● **WHAT IS BEING ASKED**
Your task is to copy every line of the entries that contains "Salt".

Items from a data source
::::
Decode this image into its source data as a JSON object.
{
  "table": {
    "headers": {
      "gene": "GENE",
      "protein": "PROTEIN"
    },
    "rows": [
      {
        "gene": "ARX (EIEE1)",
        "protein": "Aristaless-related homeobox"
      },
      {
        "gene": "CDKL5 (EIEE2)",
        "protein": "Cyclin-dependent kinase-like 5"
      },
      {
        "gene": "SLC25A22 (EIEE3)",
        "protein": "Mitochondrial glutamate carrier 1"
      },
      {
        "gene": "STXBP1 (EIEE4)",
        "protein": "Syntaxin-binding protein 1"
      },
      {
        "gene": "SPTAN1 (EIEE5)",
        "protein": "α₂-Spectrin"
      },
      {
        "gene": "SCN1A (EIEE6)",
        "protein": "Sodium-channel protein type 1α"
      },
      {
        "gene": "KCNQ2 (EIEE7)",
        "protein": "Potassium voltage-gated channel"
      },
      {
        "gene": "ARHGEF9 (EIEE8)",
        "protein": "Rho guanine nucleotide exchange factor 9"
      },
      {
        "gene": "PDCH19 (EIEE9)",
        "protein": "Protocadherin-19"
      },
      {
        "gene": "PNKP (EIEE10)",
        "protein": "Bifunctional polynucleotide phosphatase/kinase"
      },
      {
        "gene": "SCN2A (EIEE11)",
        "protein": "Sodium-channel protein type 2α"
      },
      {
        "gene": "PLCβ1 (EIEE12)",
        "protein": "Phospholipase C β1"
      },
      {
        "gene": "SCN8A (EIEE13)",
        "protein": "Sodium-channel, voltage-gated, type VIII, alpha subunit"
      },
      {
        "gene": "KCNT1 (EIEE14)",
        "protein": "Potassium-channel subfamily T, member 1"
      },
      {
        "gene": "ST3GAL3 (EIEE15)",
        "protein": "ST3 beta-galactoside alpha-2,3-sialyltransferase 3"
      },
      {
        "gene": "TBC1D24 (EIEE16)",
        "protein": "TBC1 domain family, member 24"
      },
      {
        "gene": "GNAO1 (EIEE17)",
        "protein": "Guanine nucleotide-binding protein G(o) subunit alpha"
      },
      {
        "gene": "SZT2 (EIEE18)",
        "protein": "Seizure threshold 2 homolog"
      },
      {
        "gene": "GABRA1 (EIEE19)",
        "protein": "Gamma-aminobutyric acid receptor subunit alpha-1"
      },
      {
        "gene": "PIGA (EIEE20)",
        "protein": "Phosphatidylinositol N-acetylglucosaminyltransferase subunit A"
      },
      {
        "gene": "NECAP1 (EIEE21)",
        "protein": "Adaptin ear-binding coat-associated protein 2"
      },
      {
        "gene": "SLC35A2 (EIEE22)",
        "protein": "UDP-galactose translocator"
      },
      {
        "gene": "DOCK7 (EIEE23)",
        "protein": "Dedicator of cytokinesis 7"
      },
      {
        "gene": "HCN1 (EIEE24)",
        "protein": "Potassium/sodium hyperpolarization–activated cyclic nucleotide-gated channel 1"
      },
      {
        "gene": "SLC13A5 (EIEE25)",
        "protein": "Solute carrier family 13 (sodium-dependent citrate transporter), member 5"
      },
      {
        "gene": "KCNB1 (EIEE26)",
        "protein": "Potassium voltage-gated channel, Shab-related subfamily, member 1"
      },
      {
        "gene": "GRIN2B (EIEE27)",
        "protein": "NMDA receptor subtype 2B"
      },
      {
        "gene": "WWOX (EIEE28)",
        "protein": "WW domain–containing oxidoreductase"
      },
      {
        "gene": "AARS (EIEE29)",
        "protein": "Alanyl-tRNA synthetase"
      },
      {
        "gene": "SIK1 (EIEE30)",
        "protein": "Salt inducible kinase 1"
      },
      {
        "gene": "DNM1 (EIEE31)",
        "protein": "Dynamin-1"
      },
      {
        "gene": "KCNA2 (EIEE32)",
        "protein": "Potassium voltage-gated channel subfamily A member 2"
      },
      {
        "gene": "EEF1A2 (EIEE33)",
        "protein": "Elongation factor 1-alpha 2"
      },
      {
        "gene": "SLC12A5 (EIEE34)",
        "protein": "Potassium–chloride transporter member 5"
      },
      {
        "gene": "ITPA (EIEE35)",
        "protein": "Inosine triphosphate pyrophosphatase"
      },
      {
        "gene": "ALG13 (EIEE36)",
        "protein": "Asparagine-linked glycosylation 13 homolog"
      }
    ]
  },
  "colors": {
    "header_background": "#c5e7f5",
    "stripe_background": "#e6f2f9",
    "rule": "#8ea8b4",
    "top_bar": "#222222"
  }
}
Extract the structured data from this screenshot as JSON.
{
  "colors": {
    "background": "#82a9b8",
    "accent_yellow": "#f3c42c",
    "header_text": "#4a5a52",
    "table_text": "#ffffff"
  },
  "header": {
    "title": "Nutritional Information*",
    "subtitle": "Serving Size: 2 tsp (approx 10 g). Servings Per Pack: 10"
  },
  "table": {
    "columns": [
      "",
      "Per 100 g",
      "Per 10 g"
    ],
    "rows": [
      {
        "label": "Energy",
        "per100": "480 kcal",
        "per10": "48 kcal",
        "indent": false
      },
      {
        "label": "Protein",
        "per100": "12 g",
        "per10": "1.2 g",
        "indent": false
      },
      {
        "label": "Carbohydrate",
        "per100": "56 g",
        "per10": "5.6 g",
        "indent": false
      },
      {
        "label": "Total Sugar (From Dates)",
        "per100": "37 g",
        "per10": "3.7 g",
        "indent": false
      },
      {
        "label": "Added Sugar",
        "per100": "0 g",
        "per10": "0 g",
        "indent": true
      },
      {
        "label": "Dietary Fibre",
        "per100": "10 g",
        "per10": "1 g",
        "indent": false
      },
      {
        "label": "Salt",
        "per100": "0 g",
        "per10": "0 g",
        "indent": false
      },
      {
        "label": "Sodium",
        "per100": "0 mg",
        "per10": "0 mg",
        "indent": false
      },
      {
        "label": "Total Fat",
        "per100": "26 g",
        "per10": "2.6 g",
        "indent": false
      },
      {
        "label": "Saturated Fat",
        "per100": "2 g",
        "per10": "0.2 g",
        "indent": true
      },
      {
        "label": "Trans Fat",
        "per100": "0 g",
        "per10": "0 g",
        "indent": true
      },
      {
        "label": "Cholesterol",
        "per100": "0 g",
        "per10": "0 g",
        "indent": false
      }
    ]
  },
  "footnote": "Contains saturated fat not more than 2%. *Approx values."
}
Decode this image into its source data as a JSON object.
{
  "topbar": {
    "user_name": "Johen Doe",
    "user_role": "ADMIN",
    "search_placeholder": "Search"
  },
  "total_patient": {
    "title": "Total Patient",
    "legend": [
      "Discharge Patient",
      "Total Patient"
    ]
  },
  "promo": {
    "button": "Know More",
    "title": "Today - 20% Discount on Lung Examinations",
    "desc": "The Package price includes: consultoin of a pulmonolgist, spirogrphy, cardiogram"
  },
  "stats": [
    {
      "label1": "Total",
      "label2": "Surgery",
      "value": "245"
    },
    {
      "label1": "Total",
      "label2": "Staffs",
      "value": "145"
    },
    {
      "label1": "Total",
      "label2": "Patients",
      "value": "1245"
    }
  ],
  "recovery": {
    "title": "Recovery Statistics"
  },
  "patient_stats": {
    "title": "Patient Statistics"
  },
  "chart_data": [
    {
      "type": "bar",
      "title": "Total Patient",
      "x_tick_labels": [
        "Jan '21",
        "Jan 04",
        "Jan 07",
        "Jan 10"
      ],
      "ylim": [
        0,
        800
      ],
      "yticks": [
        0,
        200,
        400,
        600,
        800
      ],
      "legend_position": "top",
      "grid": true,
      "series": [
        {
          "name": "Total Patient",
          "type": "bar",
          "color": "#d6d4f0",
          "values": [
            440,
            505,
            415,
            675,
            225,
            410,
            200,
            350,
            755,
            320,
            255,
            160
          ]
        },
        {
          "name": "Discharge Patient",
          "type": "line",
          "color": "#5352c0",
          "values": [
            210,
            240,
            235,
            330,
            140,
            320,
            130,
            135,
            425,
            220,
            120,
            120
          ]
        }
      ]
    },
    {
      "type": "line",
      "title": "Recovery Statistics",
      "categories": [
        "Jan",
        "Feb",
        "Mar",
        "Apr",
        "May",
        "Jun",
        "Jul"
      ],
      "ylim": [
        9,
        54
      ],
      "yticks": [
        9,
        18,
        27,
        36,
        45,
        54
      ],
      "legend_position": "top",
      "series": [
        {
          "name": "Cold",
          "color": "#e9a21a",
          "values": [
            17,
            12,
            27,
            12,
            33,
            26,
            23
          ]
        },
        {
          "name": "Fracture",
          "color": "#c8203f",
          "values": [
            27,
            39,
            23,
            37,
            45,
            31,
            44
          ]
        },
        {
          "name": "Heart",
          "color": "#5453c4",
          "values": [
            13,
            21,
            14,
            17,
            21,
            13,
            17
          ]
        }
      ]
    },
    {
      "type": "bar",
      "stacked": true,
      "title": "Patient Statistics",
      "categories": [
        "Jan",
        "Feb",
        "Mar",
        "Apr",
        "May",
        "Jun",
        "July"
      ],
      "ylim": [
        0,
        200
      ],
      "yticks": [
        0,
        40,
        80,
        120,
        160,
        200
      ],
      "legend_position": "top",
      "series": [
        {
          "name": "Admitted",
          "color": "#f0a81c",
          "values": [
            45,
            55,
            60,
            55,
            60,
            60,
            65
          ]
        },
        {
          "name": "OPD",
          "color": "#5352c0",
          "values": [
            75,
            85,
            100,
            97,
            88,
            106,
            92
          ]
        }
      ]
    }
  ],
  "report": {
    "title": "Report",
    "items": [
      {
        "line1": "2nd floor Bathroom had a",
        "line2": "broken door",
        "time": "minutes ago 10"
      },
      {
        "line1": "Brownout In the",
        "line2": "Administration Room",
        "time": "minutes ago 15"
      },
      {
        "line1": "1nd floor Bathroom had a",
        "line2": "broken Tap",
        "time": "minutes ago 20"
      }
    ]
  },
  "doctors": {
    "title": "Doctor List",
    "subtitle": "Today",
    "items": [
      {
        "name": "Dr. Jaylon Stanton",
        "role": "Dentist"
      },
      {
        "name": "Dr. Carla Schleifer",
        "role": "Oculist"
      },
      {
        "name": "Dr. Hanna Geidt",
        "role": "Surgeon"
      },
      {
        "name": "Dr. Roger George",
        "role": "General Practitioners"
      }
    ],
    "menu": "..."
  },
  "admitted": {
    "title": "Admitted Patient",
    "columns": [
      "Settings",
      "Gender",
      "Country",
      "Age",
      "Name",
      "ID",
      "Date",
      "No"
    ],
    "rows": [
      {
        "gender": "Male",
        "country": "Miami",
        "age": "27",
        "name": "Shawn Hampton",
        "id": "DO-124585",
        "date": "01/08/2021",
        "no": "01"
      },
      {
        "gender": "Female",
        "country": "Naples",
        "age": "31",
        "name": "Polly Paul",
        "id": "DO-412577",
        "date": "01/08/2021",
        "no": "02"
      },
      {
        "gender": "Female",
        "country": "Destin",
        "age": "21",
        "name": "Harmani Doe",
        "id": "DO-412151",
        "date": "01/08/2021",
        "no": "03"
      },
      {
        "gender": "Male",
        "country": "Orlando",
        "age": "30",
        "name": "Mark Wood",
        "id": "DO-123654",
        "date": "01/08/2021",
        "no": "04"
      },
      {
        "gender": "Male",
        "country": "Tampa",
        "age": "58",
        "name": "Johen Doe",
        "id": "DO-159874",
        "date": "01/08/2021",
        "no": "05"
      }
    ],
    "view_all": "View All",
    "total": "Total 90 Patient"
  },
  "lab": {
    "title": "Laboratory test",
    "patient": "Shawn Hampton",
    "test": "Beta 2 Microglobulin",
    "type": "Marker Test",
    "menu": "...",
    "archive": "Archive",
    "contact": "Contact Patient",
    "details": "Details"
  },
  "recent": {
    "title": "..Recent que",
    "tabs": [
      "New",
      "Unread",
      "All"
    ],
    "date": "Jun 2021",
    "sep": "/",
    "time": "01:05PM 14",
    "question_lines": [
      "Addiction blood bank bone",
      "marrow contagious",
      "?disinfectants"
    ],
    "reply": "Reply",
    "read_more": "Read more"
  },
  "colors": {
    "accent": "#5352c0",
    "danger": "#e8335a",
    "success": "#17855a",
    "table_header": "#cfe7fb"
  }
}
::::
● **OUTPUT FOR THIS TASK**
        "protein": "Salt inducible kinase 1"
        "label": "Salt",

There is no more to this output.